With the pictures left out, copy the listing below exactly.

──────── Extracted data ────────

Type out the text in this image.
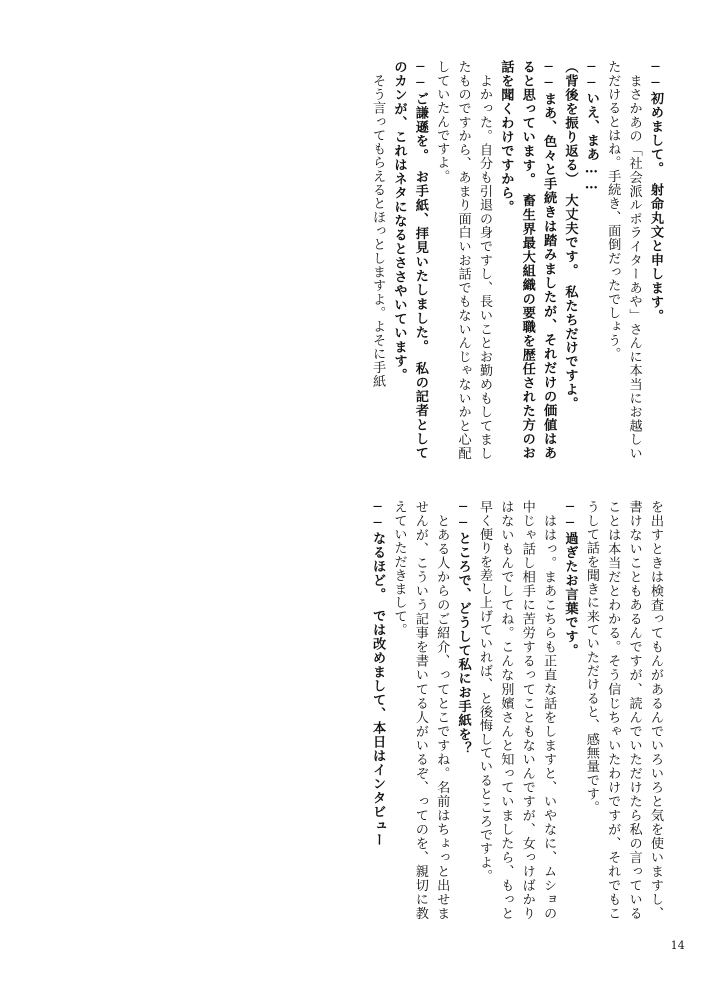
──初めまして。　射命丸文と申します。

　まさかあの「社会派ルポライターあや」さんに本当にお越しいただけるとはね。手続き、面倒だったでしょう。

──いえ、まあ……

（背後を振り返る）　大丈夫です。　私たちだけですよ。

──まあ、色々と手続きは踏みましたが、それだけの価値はあると思っています。　畜生界最大組織の要職を歴任された方のお話を聞くわけですから。

　よかった。自分も引退の身ですし、長いことお勤めもしてましたものですから、あまり面白いお話でもないんじゃないかと心配していたんですよ。

──ご謙遜を。　お手紙、拝見いたしました。　私の記者としてのカンが、これはネタになるとささやいています。

　そう言ってもらえるとほっとしますよ。よそに手紙

を出すときは検査ってもんがあるんでいろいろと気を使いますし、書けないこともあるんですが、読んでいただけたら私の言っていることは本当だとわかる。そう信じちゃいたわけですが、それでもこうして話を聞きに来ていただけると、感無量です。

──過ぎたお言葉です。

　ははっ。まあこちらも正直な話をしますと、いやなに、ムショの中じゃ話し相手に苦労するってこともないんですが、女っけばかりはないもんでしてね。こんな別嬪さんと知っていましたら、もっと早く便りを差し上げていれば、と後悔しているところですよ。

──ところで、どうして私にお手紙を？

　とある人からのご紹介、ってとこですね。名前はちょっと出せませんが、こういう記事を書いてる人がいるぞ、ってのを、親切に教えていただきまして。

──なるほど。　では改めまして、本日はインタビュー

14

────────

**The output**:
Type out the text in this image.
──初めまして。　射命丸文と申します。

　まさかあの「社会派ルポライターあや」さんに本当にお越しいただけるとはね。手続き、面倒だったでしょう。

──いえ、まあ……

（背後を振り返る）　大丈夫です。　私たちだけですよ。

──まあ、色々と手続きは踏みましたが、それだけの価値はあると思っています。　畜生界最大組織の要職を歴任された方のお話を聞くわけですから。

　よかった。自分も引退の身ですし、長いことお勤めもしてましたものですから、あまり面白いお話でもないんじゃないかと心配していたんですよ。

──ご謙遜を。　お手紙、拝見いたしました。　私の記者としてのカンが、これはネタになるとささやいています。

　そう言ってもらえるとほっとしますよ。よそに手紙

を出すときは検査ってもんがあるんでいろいろと気を使いますし、書けないこともあるんですが、読んでいただけたら私の言っていることは本当だとわかる。そう信じちゃいたわけですが、それでもこうして話を聞きに来ていただけると、感無量です。

──過ぎたお言葉です。

　ははっ。まあこちらも正直な話をしますと、いやなに、ムショの中じゃ話し相手に苦労するってこともないんですが、女っけばかりはないもんでしてね。こんな別嬪さんと知っていましたら、もっと早く便りを差し上げていれば、と後悔しているところですよ。

──ところで、どうして私にお手紙を？

　とある人からのご紹介、ってとこですね。名前はちょっと出せませんが、こういう記事を書いてる人がいるぞ、ってのを、親切に教えていただきまして。

──なるほど。　では改めまして、本日はインタビュー

14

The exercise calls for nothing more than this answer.